— Instruções do exercício —
De acordo com o trecho sobre tecnologia e mercado, que posição o Brasil alcançou no ranking mundial de TI em 2020?

— Trecho da página —
__________________________________________________
Tony Ventura, especialista e pesquisador de novas tecnologias, comentou sobre a maior feira de tecnologia do mundo — a CES Las Vegas. Ele ressaltou a importância das novas tecnologias serem impulsionadas pelo marketing. Citou o exemplo de empresas de educação que visitou. As instituições compravam as melhores tecnologias, mas os professores, ao tentarem utilizá-las, não conseguiam acompanhar as inovações e acabavam retornando ao método convencional. "A tecnologia também precisa de marketing para deixar as pessoas mais tranquilas e quebrar a barreira", complementou.
Já o consultor, futurista e palestrante Gilberto Lima Jr. ressaltou o futuro do comércio. Destacou o impacto da tecnologia em etapas importantes de atividades comerciais, como o tempo de entrega de uma mercadoria, ou até mesmo o consumo de alimentos. A grande responsável por tornar possível toda a revolução tecnológica é a rede Blockchain, que ajudará a promover uma tokenização da economia brasileira, um processo em que "coisas" são transformadas em ativos digitais.
"Em vez de ter todos os dados concentrados numa máquina, haverá uma computação distribuída. Fragmentos de informação antes reunidos em um banco de dados serão espalhados", explicou. A rede Blockchain garantiu, por exemplo, segurança ao sistema de criptomoedas, lembrou Lima Jr. Esse modelo inovador tenderá, segundo o especialista, a se consolidar nas atividades rotineiras de consumo.
Mercado em expansão exige preparo
Com o crescimento do setor de tecnologia em mais de 22% na pandemia, o Brasil chegou à nona posição no ranking mundial de TI em 2020. Trata-se de um mercado em expansão, que exige muito conhecimento e capacidade e começa a ser visto pelos trabalhadores brasileiros como uma aposta.
__________________________________________________
(Registros de um conjunto de dados)
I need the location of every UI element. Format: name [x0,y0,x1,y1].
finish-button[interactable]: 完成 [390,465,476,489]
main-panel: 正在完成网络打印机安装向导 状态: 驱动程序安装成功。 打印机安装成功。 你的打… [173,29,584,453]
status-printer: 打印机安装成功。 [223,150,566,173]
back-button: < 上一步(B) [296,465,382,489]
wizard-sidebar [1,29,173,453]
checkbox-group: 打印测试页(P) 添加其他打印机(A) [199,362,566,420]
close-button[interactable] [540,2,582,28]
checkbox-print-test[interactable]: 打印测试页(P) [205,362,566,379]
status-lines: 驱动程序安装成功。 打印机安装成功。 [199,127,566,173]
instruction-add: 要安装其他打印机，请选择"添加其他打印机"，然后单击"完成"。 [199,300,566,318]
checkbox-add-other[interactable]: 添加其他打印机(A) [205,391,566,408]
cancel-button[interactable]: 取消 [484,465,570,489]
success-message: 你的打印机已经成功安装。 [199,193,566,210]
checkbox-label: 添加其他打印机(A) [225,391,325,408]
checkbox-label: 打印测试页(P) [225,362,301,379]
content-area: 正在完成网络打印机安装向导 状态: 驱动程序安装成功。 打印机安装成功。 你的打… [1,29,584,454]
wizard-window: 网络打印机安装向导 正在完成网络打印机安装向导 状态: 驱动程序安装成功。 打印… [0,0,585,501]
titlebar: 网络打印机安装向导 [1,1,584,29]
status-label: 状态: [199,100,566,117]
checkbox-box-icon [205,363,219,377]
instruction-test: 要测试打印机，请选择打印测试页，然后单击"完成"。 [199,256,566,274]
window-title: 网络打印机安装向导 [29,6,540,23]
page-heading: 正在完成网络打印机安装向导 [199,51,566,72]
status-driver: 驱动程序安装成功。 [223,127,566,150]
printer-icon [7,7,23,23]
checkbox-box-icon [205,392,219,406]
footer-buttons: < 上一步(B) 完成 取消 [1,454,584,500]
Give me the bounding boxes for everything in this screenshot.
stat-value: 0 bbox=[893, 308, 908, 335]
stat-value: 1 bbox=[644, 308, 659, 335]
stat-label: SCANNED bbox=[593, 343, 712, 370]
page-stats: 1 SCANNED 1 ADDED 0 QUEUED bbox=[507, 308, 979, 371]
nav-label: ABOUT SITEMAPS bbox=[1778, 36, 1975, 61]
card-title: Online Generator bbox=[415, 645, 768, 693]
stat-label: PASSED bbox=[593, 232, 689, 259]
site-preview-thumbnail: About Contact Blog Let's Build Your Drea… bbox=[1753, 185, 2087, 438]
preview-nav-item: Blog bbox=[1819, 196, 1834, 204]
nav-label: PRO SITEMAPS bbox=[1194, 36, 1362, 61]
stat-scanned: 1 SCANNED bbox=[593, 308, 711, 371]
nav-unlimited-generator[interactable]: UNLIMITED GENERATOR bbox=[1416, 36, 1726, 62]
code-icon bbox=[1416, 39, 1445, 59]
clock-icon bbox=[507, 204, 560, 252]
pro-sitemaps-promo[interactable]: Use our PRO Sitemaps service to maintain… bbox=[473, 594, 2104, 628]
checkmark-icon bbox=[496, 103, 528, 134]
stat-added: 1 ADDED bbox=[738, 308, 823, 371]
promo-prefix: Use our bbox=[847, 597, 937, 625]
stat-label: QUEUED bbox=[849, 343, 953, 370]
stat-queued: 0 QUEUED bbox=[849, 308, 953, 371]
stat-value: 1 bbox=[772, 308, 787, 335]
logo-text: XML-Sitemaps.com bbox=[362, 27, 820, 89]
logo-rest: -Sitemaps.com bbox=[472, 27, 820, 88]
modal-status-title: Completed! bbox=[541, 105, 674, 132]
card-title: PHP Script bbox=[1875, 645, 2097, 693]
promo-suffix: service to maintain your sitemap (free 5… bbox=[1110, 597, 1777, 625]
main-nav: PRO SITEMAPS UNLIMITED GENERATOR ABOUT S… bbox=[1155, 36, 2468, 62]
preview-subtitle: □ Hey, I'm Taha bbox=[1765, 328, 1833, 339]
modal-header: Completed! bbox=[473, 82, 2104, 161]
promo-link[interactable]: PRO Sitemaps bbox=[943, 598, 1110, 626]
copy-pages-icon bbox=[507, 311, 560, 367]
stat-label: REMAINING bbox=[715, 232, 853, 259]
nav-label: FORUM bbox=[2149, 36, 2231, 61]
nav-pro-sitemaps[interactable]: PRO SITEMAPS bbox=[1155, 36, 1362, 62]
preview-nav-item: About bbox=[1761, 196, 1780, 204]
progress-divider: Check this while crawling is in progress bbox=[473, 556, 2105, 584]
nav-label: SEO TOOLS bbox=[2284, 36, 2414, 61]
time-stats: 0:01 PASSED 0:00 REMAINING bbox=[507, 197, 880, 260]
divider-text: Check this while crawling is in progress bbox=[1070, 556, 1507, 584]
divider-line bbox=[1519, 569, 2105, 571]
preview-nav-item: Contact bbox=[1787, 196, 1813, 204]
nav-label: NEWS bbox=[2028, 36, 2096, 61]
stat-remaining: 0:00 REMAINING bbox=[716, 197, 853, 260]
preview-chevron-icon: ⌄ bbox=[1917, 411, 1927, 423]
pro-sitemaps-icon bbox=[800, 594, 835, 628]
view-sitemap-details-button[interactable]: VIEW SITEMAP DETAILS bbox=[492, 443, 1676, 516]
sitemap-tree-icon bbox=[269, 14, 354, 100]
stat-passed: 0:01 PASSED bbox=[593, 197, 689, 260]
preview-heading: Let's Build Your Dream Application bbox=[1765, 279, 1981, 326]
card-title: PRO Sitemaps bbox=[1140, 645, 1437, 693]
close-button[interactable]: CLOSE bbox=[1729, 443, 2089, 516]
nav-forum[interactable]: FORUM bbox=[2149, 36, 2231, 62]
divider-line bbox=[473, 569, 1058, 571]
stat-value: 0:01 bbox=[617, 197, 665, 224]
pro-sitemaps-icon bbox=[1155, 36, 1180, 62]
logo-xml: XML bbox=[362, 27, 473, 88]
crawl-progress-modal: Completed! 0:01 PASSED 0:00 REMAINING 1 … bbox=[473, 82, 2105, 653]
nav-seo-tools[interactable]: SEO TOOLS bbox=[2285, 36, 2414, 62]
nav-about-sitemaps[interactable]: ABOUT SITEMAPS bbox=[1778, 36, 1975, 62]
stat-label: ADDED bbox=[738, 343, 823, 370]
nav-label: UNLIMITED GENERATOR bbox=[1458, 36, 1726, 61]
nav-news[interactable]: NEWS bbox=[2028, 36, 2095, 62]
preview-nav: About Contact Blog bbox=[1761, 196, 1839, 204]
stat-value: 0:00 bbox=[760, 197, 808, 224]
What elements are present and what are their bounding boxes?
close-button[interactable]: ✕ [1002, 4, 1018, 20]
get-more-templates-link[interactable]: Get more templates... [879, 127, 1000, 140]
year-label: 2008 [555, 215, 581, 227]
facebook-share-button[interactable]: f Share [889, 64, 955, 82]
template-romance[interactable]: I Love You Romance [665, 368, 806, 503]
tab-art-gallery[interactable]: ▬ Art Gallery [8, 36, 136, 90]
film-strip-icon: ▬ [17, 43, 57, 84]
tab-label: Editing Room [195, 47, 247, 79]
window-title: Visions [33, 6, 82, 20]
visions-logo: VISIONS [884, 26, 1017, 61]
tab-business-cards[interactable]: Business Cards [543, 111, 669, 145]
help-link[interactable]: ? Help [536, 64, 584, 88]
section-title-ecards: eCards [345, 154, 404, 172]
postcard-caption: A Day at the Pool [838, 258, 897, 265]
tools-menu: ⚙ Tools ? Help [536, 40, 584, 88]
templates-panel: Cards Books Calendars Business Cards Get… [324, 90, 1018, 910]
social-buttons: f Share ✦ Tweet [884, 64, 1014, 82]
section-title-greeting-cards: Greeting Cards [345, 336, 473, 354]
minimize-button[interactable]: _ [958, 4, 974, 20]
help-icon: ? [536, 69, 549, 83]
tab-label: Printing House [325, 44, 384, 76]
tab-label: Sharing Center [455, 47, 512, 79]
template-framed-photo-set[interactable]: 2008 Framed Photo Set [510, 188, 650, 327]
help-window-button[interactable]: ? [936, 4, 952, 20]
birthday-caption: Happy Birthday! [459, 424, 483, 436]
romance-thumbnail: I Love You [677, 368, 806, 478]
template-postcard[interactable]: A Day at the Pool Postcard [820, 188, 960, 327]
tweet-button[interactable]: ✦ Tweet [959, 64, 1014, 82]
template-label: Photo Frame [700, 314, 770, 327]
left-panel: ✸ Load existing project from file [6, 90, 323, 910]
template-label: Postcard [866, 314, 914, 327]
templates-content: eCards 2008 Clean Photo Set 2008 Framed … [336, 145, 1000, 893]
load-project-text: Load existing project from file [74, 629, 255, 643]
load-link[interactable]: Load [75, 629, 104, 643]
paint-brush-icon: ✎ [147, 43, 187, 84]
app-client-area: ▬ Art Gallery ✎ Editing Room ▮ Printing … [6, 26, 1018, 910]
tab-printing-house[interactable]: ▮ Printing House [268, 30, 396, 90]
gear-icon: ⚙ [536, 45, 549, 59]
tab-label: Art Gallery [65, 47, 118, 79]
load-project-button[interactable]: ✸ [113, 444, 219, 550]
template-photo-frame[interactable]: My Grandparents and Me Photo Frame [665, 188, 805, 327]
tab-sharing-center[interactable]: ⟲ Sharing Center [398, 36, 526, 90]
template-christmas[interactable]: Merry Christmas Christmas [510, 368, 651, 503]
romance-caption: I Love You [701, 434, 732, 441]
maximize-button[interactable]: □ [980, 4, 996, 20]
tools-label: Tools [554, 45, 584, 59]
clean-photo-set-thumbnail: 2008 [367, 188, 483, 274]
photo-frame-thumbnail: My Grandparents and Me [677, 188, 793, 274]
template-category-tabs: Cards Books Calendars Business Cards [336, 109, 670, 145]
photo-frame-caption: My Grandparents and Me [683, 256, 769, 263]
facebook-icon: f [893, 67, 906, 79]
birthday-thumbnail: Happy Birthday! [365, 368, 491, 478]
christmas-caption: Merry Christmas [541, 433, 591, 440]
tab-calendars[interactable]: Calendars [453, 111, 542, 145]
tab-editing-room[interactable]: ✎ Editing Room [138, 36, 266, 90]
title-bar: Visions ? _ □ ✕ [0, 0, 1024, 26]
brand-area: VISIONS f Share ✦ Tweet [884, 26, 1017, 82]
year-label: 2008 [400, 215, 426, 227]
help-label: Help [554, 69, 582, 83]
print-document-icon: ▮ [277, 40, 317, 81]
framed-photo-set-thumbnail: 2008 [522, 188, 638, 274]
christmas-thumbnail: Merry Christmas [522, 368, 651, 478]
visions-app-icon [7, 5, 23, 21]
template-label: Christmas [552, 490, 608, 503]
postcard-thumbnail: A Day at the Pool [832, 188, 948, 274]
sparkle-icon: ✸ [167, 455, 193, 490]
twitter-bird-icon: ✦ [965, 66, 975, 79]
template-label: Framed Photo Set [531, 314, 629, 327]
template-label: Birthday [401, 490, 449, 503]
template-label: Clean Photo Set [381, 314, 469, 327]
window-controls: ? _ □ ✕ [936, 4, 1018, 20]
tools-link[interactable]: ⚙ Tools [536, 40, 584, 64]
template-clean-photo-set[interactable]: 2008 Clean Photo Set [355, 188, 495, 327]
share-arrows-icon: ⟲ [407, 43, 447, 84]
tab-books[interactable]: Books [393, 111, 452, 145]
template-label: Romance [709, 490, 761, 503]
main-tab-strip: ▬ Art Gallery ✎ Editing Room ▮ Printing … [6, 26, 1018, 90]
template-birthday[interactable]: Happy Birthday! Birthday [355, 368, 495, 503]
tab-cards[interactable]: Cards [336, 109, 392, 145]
__________________________________________________
— Resposta da tarefa —
A nona posição.